- [EXERCISE BRIEF]
Gather each line containing the string "this" from these entries.

(Records from a dataset)

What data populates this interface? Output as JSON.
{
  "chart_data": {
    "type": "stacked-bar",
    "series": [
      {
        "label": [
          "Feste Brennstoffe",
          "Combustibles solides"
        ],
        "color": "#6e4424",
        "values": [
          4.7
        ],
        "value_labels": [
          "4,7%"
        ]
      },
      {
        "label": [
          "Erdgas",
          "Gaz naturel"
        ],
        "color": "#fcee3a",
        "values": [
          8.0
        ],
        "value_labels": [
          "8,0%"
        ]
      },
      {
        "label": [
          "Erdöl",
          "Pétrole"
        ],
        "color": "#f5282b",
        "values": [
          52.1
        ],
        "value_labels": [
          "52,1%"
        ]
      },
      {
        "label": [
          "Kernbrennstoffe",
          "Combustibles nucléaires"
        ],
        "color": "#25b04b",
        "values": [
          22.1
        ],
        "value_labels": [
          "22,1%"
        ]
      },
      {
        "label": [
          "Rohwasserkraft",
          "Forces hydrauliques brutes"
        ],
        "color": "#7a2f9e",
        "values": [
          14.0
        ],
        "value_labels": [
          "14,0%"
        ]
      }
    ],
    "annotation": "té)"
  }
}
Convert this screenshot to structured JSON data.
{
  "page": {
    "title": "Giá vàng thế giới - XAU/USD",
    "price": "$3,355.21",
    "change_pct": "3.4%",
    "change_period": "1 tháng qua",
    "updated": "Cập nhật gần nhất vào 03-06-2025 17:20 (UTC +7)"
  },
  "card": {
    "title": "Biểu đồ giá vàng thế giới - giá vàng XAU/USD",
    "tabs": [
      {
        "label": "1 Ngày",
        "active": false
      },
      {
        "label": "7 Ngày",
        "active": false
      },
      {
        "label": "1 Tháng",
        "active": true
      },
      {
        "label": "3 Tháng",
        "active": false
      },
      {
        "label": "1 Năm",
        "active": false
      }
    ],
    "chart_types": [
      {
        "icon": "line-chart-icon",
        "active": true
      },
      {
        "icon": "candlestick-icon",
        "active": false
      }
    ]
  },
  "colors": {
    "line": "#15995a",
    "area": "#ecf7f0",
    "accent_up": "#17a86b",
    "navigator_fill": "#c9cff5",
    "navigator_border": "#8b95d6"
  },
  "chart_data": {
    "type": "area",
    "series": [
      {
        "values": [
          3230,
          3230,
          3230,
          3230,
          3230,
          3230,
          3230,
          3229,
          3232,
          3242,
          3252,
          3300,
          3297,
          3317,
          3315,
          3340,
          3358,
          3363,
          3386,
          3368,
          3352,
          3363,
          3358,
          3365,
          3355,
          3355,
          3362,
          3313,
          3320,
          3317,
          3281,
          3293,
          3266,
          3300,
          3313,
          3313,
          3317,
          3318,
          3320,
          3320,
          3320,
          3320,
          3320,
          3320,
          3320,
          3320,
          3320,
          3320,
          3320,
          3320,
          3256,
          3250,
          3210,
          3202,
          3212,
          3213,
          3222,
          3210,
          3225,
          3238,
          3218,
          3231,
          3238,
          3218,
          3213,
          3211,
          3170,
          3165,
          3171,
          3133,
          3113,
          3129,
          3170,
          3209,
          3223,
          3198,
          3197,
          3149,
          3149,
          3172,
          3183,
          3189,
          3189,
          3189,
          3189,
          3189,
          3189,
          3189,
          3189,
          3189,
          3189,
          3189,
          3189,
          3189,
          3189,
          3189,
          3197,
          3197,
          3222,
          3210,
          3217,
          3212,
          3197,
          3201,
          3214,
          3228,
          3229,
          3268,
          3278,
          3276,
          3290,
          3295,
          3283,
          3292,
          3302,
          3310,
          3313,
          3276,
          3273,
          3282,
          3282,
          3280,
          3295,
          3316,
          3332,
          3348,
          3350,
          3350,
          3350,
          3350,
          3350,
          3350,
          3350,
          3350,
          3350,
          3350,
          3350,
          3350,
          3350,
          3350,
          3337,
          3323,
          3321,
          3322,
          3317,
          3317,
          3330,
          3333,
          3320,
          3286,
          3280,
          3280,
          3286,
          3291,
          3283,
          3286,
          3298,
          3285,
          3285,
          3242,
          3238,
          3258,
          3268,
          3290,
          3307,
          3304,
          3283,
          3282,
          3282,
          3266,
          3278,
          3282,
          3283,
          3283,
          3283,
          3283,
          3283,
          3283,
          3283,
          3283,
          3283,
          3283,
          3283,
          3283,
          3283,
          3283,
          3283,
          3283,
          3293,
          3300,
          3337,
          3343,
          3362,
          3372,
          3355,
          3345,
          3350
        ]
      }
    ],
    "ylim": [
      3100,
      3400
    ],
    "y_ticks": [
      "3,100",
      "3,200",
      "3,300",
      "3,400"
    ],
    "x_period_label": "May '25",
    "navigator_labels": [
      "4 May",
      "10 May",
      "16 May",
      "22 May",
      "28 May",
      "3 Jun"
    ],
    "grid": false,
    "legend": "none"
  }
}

- [RESULT]
What data populates this interface? Output as JSON.
Convert this screenshot to structured JSON data.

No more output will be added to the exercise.